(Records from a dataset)
-- -- --
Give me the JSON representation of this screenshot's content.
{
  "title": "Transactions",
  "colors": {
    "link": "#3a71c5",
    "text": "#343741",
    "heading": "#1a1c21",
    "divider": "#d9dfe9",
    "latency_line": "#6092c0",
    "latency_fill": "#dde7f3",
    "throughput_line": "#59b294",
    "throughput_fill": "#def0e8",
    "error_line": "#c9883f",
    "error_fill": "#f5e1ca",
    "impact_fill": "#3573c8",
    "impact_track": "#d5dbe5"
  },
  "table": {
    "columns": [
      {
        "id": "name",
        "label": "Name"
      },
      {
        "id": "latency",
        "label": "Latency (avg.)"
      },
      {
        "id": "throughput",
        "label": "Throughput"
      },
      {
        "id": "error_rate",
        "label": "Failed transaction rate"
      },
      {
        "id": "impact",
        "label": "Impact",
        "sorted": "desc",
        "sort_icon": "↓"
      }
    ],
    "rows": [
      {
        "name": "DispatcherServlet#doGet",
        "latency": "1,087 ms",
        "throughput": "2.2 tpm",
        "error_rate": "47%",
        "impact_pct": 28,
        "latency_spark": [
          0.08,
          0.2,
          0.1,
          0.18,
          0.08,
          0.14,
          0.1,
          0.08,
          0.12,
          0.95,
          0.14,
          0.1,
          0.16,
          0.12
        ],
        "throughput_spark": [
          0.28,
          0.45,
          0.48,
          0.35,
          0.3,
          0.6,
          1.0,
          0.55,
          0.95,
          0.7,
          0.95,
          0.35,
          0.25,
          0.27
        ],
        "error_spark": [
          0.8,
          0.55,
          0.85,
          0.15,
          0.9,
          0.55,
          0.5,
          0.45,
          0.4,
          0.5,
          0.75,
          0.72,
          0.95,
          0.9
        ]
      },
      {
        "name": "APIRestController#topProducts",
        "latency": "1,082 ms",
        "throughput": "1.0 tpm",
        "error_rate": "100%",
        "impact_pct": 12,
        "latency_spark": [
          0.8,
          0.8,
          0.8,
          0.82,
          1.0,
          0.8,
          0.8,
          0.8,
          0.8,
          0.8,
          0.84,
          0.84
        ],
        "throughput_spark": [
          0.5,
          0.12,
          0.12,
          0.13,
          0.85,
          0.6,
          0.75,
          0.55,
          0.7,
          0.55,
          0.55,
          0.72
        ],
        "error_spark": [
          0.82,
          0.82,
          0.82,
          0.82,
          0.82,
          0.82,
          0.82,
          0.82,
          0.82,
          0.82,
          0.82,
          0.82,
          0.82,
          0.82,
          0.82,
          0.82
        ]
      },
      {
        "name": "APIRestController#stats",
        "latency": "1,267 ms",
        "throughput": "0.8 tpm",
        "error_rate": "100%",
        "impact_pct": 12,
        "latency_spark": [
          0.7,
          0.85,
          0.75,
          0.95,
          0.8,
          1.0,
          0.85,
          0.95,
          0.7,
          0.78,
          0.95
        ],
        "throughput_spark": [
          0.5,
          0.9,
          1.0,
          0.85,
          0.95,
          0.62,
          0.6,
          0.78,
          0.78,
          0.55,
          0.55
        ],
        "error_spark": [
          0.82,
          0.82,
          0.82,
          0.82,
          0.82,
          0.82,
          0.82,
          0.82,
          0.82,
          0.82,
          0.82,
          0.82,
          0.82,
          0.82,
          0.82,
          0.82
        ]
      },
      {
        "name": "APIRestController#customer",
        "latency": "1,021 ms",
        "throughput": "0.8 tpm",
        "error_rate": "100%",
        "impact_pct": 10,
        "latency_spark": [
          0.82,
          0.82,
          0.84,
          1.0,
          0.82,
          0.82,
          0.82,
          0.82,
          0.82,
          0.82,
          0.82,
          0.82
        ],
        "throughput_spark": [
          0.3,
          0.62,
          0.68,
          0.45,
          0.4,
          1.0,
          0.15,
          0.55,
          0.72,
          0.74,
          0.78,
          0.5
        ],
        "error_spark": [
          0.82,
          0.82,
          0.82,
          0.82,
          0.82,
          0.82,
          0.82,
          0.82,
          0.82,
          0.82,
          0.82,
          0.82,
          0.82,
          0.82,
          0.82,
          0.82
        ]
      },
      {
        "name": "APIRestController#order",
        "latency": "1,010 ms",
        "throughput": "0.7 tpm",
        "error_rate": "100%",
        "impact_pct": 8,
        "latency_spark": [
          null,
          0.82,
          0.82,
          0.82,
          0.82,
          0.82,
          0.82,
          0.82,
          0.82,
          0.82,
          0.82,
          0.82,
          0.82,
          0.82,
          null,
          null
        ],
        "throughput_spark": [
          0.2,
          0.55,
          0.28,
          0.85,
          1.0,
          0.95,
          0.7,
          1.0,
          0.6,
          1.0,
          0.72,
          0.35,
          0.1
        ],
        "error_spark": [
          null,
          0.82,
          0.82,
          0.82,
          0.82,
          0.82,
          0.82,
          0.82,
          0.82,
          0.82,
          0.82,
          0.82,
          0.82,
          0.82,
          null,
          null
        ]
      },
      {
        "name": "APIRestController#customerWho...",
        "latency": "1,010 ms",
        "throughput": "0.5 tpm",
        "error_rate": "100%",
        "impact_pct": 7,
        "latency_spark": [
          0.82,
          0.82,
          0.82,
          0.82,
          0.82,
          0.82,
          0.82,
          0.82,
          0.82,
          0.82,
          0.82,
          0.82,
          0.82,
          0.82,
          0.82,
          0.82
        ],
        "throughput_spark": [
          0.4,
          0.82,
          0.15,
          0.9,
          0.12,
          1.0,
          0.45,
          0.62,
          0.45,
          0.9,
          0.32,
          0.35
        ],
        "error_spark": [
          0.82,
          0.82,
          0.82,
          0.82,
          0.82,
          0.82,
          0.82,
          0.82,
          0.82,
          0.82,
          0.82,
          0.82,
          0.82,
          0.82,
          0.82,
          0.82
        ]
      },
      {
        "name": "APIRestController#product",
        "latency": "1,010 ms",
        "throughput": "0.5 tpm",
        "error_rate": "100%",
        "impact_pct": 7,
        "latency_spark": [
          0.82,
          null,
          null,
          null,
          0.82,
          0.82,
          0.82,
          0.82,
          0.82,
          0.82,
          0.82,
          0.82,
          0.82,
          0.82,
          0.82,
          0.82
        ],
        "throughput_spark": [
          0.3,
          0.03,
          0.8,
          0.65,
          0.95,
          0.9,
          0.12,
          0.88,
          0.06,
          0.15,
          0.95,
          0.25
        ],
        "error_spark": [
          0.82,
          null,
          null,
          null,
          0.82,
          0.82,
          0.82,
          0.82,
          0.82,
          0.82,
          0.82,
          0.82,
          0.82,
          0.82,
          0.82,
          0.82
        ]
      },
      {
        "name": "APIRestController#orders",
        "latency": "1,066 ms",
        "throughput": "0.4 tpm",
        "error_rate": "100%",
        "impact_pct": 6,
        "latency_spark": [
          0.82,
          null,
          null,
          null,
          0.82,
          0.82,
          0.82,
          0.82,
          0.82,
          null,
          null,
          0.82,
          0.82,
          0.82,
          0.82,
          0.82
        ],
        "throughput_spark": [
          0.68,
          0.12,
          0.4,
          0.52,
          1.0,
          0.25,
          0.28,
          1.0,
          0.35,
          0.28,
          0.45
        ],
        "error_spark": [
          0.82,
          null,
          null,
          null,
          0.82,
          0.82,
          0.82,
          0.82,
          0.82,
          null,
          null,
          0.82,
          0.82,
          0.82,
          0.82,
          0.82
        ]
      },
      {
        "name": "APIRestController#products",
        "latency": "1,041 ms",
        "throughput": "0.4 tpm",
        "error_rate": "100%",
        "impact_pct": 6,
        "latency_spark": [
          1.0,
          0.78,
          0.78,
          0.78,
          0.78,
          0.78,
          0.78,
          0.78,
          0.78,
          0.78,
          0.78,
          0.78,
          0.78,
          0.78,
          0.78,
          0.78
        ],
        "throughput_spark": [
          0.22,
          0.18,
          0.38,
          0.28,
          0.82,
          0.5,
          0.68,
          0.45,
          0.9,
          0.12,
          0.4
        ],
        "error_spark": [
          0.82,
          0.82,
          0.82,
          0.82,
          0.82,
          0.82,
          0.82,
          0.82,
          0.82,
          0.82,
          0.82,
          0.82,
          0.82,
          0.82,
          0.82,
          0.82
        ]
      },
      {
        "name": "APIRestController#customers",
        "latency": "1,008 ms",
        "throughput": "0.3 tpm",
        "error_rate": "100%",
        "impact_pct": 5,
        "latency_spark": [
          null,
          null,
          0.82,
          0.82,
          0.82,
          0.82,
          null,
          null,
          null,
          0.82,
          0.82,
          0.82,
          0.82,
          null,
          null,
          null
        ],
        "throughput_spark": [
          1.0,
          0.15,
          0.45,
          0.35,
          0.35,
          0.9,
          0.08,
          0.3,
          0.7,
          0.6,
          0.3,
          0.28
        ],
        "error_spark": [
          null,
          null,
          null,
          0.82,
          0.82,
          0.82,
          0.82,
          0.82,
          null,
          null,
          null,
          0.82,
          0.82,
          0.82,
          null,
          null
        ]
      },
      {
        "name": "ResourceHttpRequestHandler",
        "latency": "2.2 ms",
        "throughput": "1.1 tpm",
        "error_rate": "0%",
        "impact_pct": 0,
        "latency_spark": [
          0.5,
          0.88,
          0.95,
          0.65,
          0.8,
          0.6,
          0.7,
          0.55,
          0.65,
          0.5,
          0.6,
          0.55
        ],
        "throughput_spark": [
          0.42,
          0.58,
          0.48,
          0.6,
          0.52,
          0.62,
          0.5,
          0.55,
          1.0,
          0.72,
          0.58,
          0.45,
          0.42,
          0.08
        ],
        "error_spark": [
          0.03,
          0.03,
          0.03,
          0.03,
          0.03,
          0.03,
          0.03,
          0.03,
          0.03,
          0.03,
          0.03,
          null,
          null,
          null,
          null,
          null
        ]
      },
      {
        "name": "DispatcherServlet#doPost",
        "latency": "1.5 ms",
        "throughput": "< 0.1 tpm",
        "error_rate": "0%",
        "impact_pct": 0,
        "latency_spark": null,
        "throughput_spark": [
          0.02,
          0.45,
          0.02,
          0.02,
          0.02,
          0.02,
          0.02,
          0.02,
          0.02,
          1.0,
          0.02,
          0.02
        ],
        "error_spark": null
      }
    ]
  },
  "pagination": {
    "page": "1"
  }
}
-- -- --
▸ **YOUR OBJECTIVE**
Find the word "label" in the material, then list each line that holds it.

▸ **RESPONSE TO THE TASK**
        "label": "Name"
        "label": "Latency (avg.)"
        "label": "Throughput"
        "label": "Failed transaction rate"
        "label": "Impact",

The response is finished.